++++ THE INPUT ++++
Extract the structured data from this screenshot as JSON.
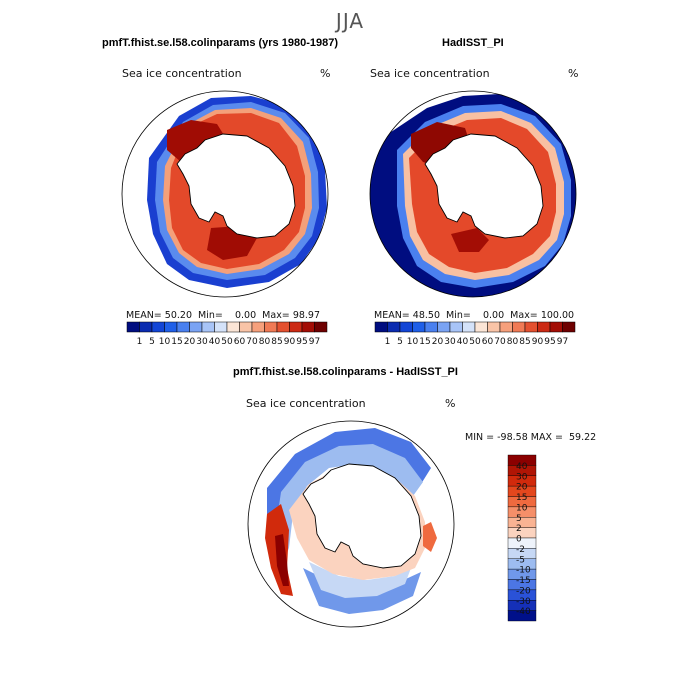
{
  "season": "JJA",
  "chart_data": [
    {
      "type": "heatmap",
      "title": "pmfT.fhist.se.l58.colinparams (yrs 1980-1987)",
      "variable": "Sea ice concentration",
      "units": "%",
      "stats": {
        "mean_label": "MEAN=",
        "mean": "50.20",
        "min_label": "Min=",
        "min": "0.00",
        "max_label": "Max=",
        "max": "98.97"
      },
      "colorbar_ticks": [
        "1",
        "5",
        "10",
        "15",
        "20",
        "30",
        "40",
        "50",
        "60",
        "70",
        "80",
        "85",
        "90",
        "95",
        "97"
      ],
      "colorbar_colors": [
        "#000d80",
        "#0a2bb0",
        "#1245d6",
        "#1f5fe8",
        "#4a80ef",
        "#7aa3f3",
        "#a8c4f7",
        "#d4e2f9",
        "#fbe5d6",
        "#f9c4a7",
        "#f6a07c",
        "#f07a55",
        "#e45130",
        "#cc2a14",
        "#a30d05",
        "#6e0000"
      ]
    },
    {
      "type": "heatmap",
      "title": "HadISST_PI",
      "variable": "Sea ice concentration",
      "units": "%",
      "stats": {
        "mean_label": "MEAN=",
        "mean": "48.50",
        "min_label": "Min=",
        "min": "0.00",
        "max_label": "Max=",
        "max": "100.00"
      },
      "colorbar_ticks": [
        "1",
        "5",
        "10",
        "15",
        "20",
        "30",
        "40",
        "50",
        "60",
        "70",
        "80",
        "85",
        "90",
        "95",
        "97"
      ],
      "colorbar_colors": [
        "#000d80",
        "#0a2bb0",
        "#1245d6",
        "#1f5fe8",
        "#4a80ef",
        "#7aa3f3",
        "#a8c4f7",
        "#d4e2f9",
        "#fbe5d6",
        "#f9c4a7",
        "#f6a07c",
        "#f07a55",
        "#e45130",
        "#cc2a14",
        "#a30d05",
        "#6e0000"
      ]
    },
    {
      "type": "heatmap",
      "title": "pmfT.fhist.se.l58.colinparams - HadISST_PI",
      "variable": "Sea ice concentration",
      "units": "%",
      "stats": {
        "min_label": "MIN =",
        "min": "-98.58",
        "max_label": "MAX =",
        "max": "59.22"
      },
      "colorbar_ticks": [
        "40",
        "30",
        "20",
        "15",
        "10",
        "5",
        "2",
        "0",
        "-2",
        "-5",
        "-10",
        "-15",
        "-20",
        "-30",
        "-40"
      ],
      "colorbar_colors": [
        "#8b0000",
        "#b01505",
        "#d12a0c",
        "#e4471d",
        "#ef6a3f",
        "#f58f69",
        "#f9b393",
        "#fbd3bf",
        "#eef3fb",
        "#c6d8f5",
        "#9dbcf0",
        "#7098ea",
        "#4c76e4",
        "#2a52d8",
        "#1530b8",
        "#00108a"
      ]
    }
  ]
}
++++
WHAT THE EXERCISE ASKS:
Without including the pictures, reproduce all entries exactly.

THE RESPONSE:
Extract the structured data from this screenshot as JSON.
{
  "season": "JJA",
  "chart_data": [
    {
      "type": "heatmap",
      "title": "pmfT.fhist.se.l58.colinparams (yrs 1980-1987)",
      "variable": "Sea ice concentration",
      "units": "%",
      "stats": {
        "mean_label": "MEAN=",
        "mean": "50.20",
        "min_label": "Min=",
        "min": "0.00",
        "max_label": "Max=",
        "max": "98.97"
      },
      "colorbar_ticks": [
        "1",
        "5",
        "10",
        "15",
        "20",
        "30",
        "40",
        "50",
        "60",
        "70",
        "80",
        "85",
        "90",
        "95",
        "97"
      ],
      "colorbar_colors": [
        "#000d80",
        "#0a2bb0",
        "#1245d6",
        "#1f5fe8",
        "#4a80ef",
        "#7aa3f3",
        "#a8c4f7",
        "#d4e2f9",
        "#fbe5d6",
        "#f9c4a7",
        "#f6a07c",
        "#f07a55",
        "#e45130",
        "#cc2a14",
        "#a30d05",
        "#6e0000"
      ]
    },
    {
      "type": "heatmap",
      "title": "HadISST_PI",
      "variable": "Sea ice concentration",
      "units": "%",
      "stats": {
        "mean_label": "MEAN=",
        "mean": "48.50",
        "min_label": "Min=",
        "min": "0.00",
        "max_label": "Max=",
        "max": "100.00"
      },
      "colorbar_ticks": [
        "1",
        "5",
        "10",
        "15",
        "20",
        "30",
        "40",
        "50",
        "60",
        "70",
        "80",
        "85",
        "90",
        "95",
        "97"
      ],
      "colorbar_colors": [
        "#000d80",
        "#0a2bb0",
        "#1245d6",
        "#1f5fe8",
        "#4a80ef",
        "#7aa3f3",
        "#a8c4f7",
        "#d4e2f9",
        "#fbe5d6",
        "#f9c4a7",
        "#f6a07c",
        "#f07a55",
        "#e45130",
        "#cc2a14",
        "#a30d05",
        "#6e0000"
      ]
    },
    {
      "type": "heatmap",
      "title": "pmfT.fhist.se.l58.colinparams - HadISST_PI",
      "variable": "Sea ice concentration",
      "units": "%",
      "stats": {
        "min_label": "MIN =",
        "min": "-98.58",
        "max_label": "MAX =",
        "max": "59.22"
      },
      "colorbar_ticks": [
        "40",
        "30",
        "20",
        "15",
        "10",
        "5",
        "2",
        "0",
        "-2",
        "-5",
        "-10",
        "-15",
        "-20",
        "-30",
        "-40"
      ],
      "colorbar_colors": [
        "#8b0000",
        "#b01505",
        "#d12a0c",
        "#e4471d",
        "#ef6a3f",
        "#f58f69",
        "#f9b393",
        "#fbd3bf",
        "#eef3fb",
        "#c6d8f5",
        "#9dbcf0",
        "#7098ea",
        "#4c76e4",
        "#2a52d8",
        "#1530b8",
        "#00108a"
      ]
    }
  ]
}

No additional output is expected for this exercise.